TO DO:
• A. Reproduce everything in the Beam issue from "Posted to github@beam.apache.org" down to "in my pipeline.".
• B. According to the Beam issue, in what file format is each window written to Google Cloud Storage?

PAGE TEXT:
┄┄┄┄┄┄

You are viewing a plain text version of this content. The canonical link for it is here.
Posted to github@beam.apache.org by GitBox <gi...@apache.org> on 2022/06/04 16:22:54 UTC
[GitHub] [beam] damccorm opened a new issue, #20252: Buggy/Slow FileIO.write()/sink implementation

damccorm opened a new issue, #20252:
URL: https://github.com/apache/beam/issues/20252

   Context:
   I have been experimenting with generating columnar data from prometheus metric data to write to Google Cloud Storage. My pipeline takes input of Prometheus Remote Write HTTP payload from kafka(this is compressed in snappy and protobuf encoded), my first 2 steps of the pipeline do the uncompression and decoding and make a metric object. I window this input to fixed windows of 1 minute and write the window to GCS in ORC format. I have been seeing huge lag in my pipeline.

┄┄┄┄┄┄

PROVIDED INFORMATION:
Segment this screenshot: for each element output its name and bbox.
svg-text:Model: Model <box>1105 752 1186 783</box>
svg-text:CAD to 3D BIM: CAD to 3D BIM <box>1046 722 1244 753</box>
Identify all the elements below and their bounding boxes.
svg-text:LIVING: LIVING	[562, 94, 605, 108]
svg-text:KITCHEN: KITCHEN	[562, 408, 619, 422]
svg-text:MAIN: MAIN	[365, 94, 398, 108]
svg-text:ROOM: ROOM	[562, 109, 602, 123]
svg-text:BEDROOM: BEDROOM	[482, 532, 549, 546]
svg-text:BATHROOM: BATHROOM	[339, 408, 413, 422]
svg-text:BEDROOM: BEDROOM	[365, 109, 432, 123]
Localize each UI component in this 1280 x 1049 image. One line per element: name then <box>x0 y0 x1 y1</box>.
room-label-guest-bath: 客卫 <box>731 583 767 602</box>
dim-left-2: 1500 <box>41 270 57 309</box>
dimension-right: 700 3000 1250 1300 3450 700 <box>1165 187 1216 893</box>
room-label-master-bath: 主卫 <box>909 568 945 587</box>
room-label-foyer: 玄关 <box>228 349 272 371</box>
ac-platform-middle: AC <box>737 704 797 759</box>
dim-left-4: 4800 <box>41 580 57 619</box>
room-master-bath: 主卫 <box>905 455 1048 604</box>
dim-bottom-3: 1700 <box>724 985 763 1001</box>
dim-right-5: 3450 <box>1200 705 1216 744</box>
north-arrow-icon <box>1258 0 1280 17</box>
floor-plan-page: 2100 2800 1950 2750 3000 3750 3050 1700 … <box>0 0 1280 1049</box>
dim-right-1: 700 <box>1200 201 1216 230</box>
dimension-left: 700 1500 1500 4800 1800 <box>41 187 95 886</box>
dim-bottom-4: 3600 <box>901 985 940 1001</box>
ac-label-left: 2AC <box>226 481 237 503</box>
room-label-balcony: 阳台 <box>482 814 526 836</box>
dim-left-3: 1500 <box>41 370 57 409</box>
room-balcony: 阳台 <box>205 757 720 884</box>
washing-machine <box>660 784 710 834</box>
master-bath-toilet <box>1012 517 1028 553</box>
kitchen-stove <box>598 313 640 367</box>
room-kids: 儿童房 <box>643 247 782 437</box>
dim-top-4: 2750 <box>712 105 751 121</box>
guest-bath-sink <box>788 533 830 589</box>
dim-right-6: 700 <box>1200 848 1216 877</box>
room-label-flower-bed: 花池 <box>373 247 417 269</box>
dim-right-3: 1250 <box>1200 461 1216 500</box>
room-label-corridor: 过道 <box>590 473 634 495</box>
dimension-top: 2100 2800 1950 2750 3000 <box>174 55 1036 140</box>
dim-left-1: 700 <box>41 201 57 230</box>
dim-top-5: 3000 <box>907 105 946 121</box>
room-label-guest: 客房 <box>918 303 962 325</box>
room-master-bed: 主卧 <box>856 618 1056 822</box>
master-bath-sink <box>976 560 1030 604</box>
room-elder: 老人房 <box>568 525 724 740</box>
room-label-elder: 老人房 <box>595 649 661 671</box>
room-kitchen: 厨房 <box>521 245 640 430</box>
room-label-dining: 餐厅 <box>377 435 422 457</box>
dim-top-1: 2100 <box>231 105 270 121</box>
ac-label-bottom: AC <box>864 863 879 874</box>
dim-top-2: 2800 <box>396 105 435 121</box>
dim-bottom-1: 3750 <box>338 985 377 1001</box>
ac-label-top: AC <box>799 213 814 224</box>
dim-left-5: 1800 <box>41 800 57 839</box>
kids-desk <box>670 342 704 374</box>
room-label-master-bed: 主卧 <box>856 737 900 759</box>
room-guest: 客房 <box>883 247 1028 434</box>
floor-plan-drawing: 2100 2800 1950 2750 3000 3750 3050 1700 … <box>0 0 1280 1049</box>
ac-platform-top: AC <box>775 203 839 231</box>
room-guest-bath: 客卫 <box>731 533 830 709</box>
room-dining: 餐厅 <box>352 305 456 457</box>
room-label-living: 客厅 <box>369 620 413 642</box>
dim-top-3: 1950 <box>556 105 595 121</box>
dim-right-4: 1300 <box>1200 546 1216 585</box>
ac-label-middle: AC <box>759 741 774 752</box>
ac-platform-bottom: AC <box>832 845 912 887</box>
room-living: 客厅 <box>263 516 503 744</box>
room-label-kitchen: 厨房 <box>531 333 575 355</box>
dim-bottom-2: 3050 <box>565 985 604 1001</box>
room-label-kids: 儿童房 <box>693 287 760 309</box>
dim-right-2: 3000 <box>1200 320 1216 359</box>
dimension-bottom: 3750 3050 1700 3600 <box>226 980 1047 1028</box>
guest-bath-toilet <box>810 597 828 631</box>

┄┄┄┄┄┄

CORRECT ANSWERS:
• A.
Posted to github@beam.apache.org by GitBox <gi...@apache.org> on 2022/06/04 16:22:54 UTC
[GitHub] [beam] damccorm opened a new issue, #20252: Buggy/Slow FileIO.write()/sink implementation

damccorm opened a new issue, #20252:
URL: https://github.com/apache/beam/issues/20252

   Context:
   I have been experimenting with generating columnar data from prometheus metric data to write to Google Cloud Storage. My pipeline takes input of Prometheus Remote Write HTTP payload from kafka(this is compressed in snappy and protobuf encoded), my first 2 steps of the pipeline do the uncompression and decoding and make a metric object. I window this input to fixed windows of 1 minute and write the window to GCS in ORC format. I have been seeing huge lag in my pipeline.

• B. ORC format.